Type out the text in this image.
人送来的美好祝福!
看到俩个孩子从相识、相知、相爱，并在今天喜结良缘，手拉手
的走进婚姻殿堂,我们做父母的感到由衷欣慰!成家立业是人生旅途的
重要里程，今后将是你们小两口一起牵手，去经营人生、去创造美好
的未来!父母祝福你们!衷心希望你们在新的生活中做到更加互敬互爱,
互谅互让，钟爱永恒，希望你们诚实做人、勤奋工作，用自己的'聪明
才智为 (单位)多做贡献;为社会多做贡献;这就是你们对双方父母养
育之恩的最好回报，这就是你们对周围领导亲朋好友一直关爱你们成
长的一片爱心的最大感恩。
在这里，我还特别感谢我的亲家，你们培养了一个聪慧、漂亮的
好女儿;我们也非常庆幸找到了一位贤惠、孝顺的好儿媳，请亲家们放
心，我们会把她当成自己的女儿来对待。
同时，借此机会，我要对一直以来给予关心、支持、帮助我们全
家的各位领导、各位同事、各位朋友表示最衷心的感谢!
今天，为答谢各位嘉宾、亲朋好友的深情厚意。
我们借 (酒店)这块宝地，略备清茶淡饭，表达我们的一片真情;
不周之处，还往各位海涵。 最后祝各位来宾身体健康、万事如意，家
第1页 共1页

Given request: Above are some records; repeat all of them exactly.

Solved problem:
Type out the text in this image.
人送来的美好祝福!
看到俩个孩子从相识、相知、相爱，并在今天喜结良缘，手拉手
的走进婚姻殿堂,我们做父母的感到由衷欣慰!成家立业是人生旅途的
重要里程，今后将是你们小两口一起牵手，去经营人生、去创造美好
的未来!父母祝福你们!衷心希望你们在新的生活中做到更加互敬互爱,
互谅互让，钟爱永恒，希望你们诚实做人、勤奋工作，用自己的'聪明
才智为 (单位)多做贡献;为社会多做贡献;这就是你们对双方父母养
育之恩的最好回报，这就是你们对周围领导亲朋好友一直关爱你们成
长的一片爱心的最大感恩。
在这里，我还特别感谢我的亲家，你们培养了一个聪慧、漂亮的
好女儿;我们也非常庆幸找到了一位贤惠、孝顺的好儿媳，请亲家们放
心，我们会把她当成自己的女儿来对待。
同时，借此机会，我要对一直以来给予关心、支持、帮助我们全
家的各位领导、各位同事、各位朋友表示最衷心的感谢!
今天，为答谢各位嘉宾、亲朋好友的深情厚意。
我们借 (酒店)这块宝地，略备清茶淡饭，表达我们的一片真情;
不周之处，还往各位海涵。 最后祝各位来宾身体健康、万事如意，家
第1页 共1页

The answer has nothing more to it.